* Begin Given entries *

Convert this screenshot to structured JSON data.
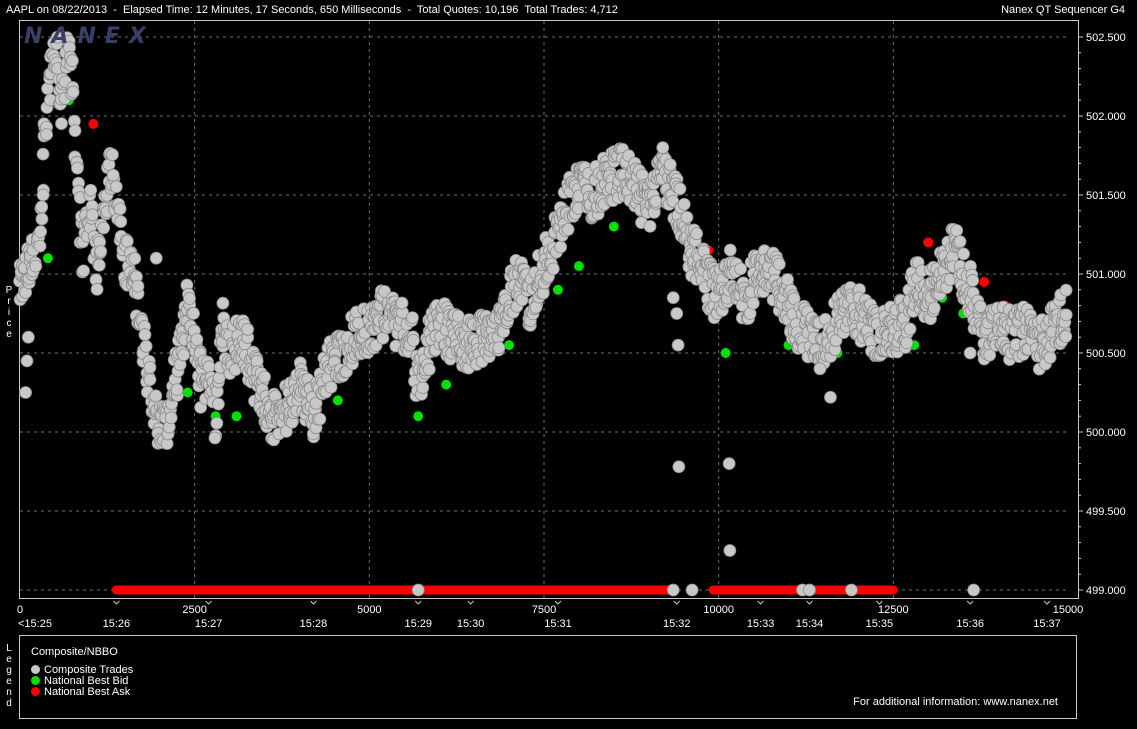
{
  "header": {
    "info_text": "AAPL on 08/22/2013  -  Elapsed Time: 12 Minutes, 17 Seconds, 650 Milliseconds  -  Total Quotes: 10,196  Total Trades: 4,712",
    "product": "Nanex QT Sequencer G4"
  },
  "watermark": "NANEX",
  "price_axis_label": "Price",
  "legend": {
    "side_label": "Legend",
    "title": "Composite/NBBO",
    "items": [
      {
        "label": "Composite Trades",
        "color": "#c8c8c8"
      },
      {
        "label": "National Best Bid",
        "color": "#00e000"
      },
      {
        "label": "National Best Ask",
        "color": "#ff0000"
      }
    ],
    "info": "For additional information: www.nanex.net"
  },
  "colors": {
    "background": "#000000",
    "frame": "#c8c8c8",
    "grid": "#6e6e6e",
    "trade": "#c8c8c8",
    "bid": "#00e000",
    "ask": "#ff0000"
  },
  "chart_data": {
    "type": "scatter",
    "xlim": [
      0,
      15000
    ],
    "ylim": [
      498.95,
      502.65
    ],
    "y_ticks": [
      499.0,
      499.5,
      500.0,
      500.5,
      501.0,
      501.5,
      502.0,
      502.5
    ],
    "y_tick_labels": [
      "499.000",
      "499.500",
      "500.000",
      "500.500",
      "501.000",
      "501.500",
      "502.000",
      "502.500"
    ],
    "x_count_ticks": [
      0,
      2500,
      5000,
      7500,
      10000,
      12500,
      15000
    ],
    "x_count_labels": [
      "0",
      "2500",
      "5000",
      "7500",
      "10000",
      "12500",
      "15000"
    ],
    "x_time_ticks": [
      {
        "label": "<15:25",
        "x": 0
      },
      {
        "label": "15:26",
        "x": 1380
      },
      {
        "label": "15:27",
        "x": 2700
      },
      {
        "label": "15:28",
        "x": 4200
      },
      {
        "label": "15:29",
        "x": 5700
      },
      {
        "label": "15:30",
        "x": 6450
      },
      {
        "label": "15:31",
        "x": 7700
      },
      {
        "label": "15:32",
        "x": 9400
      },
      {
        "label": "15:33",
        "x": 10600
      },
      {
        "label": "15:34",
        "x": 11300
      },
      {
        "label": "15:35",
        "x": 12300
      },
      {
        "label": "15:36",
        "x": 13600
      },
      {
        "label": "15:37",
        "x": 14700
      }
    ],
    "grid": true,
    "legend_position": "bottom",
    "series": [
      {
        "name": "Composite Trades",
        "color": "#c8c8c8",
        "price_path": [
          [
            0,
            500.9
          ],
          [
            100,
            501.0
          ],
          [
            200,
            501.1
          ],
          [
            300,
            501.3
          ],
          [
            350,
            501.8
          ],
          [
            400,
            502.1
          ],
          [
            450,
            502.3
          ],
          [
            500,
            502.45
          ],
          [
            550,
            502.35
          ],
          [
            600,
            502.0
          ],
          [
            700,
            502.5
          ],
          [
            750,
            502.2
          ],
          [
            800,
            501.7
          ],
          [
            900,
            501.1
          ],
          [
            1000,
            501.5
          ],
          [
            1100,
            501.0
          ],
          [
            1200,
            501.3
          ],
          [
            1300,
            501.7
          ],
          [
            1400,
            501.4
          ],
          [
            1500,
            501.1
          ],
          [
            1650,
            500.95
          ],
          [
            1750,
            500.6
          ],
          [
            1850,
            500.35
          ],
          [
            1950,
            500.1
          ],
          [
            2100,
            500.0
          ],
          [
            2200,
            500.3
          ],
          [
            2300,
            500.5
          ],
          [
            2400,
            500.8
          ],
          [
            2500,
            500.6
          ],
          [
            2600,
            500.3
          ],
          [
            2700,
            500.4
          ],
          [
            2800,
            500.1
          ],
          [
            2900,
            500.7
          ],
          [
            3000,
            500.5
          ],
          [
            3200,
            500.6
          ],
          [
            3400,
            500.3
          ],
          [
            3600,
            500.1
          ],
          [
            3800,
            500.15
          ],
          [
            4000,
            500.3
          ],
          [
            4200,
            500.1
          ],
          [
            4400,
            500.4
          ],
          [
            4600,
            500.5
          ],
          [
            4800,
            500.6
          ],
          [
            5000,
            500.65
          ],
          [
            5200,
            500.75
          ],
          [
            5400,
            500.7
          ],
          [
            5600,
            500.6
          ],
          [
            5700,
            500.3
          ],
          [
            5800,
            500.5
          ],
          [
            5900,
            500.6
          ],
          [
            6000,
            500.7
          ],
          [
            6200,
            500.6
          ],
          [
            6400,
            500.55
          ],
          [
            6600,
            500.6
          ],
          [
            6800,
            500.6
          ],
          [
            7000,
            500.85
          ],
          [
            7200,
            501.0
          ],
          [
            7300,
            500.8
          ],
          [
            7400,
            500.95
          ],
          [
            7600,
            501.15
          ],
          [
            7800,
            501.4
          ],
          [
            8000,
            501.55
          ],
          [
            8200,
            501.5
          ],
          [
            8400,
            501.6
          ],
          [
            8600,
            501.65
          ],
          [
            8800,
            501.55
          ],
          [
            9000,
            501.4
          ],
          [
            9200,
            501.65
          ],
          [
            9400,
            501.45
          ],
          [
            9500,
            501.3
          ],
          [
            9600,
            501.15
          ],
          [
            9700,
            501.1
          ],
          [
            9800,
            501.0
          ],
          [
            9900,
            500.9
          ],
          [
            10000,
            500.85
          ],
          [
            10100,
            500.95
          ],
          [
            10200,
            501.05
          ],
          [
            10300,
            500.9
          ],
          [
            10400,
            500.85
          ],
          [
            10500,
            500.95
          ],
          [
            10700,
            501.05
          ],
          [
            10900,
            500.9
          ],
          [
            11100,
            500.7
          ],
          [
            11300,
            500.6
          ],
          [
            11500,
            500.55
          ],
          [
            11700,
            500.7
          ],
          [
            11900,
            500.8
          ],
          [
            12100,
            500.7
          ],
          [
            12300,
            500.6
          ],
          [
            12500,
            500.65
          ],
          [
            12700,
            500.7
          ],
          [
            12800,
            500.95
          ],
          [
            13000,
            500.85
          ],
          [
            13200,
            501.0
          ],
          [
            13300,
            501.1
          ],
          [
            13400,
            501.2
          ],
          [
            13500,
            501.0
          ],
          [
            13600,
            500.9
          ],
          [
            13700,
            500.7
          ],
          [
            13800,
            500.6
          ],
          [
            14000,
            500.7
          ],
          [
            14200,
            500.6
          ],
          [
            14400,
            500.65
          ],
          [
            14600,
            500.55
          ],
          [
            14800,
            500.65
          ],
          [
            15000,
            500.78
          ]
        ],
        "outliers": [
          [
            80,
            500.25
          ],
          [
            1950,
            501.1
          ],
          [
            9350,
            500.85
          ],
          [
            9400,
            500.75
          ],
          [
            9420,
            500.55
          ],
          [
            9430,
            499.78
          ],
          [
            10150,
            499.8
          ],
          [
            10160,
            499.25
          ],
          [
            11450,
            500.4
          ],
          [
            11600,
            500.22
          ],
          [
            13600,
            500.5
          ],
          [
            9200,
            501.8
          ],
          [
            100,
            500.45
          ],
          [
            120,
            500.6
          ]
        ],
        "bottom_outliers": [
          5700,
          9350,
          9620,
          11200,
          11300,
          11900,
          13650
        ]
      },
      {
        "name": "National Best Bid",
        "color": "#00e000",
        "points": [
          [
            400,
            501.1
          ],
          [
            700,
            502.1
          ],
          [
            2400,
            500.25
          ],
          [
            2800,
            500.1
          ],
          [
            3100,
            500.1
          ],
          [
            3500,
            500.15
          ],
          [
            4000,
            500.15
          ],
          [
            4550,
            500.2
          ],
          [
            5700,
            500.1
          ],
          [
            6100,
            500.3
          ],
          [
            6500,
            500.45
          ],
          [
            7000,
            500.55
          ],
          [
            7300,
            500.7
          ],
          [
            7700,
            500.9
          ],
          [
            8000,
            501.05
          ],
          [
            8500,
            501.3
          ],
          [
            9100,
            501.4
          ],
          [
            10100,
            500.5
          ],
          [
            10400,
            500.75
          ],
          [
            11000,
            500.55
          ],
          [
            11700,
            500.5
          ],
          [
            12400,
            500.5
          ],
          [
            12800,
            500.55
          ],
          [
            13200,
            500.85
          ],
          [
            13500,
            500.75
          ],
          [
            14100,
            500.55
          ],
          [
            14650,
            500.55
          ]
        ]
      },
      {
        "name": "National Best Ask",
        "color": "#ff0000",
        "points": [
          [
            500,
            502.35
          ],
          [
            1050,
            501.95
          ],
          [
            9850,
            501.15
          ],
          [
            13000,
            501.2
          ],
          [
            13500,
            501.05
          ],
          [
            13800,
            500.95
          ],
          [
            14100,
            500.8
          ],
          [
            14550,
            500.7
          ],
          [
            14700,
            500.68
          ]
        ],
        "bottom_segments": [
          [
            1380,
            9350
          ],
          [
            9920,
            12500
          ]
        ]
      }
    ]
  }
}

* End Given entries *

What needs to be done -
In the listing, find all lines with the string "name" and copy them.

Task output -
        "name": "Composite Trades",
        "name": "National Best Bid",
        "name": "National Best Ask",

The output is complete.